» **Exercise objective**
Report how many lines contain the word "kinh"; answer with the number only.

**** Data shown

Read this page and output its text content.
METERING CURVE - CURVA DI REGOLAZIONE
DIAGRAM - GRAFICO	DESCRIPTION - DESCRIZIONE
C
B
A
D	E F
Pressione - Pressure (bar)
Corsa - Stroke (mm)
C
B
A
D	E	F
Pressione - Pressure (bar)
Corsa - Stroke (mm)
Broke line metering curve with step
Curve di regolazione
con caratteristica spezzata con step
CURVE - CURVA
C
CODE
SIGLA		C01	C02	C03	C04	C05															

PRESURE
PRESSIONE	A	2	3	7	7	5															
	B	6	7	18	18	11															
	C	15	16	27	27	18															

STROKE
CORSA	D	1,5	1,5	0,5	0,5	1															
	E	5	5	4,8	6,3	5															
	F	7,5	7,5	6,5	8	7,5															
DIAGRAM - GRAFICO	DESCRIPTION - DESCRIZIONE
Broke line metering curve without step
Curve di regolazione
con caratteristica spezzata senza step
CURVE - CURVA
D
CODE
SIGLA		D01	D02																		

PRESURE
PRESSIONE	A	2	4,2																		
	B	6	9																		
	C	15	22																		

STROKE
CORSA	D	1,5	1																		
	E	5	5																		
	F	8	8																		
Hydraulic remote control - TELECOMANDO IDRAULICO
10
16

********
**** Data shown

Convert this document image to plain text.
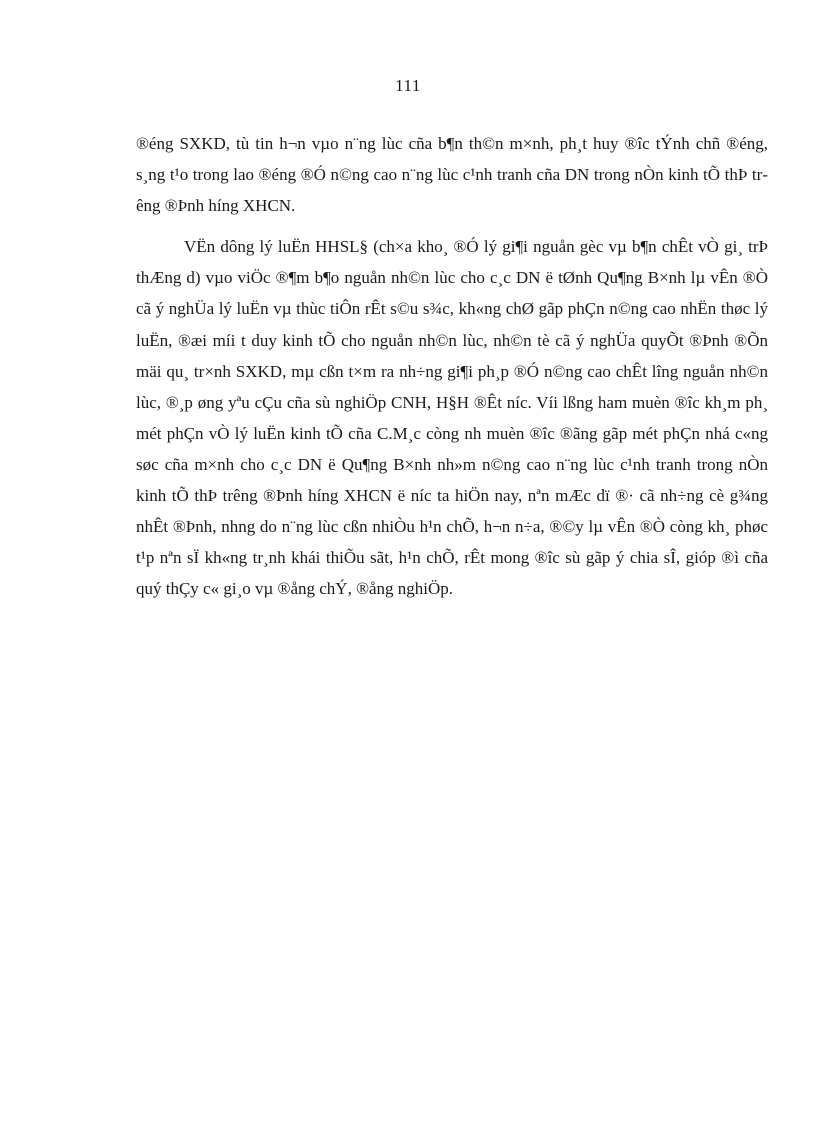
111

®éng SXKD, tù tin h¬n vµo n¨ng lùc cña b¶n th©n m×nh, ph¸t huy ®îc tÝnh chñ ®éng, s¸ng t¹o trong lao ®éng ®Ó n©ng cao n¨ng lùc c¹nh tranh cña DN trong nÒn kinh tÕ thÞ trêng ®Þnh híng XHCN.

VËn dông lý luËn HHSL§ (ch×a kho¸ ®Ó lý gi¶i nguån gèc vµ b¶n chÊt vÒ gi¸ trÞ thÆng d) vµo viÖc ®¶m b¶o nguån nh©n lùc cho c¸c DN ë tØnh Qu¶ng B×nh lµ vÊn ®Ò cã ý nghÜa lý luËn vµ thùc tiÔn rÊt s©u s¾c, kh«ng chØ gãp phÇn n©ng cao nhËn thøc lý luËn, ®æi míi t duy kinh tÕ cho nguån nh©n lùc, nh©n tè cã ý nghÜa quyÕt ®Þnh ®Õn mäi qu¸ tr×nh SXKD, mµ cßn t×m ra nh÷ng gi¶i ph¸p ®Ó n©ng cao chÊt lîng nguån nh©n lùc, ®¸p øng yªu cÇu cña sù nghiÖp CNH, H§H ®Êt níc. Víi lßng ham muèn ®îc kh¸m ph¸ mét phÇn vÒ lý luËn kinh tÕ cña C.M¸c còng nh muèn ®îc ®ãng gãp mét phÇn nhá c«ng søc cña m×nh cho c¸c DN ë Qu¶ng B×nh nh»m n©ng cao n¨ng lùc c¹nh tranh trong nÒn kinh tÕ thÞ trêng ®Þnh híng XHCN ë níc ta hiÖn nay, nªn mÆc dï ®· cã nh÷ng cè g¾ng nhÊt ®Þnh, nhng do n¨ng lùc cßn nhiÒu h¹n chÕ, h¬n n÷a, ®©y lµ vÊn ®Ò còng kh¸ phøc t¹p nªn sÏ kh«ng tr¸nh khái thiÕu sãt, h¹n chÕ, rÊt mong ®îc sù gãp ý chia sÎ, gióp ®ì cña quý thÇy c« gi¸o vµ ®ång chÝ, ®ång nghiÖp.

********
**** Data shown

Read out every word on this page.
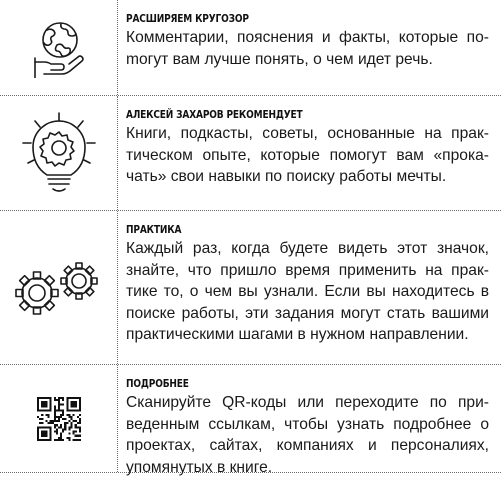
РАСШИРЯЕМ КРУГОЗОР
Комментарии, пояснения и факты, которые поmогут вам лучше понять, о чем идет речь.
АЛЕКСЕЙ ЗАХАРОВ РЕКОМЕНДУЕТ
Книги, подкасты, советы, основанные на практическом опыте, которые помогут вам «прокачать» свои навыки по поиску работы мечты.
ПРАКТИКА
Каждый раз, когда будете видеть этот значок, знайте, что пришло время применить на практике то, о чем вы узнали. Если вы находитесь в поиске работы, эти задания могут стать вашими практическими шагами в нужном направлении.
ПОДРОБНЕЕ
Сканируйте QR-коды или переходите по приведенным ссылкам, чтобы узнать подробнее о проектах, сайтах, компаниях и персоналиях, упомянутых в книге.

********

» **The response**
2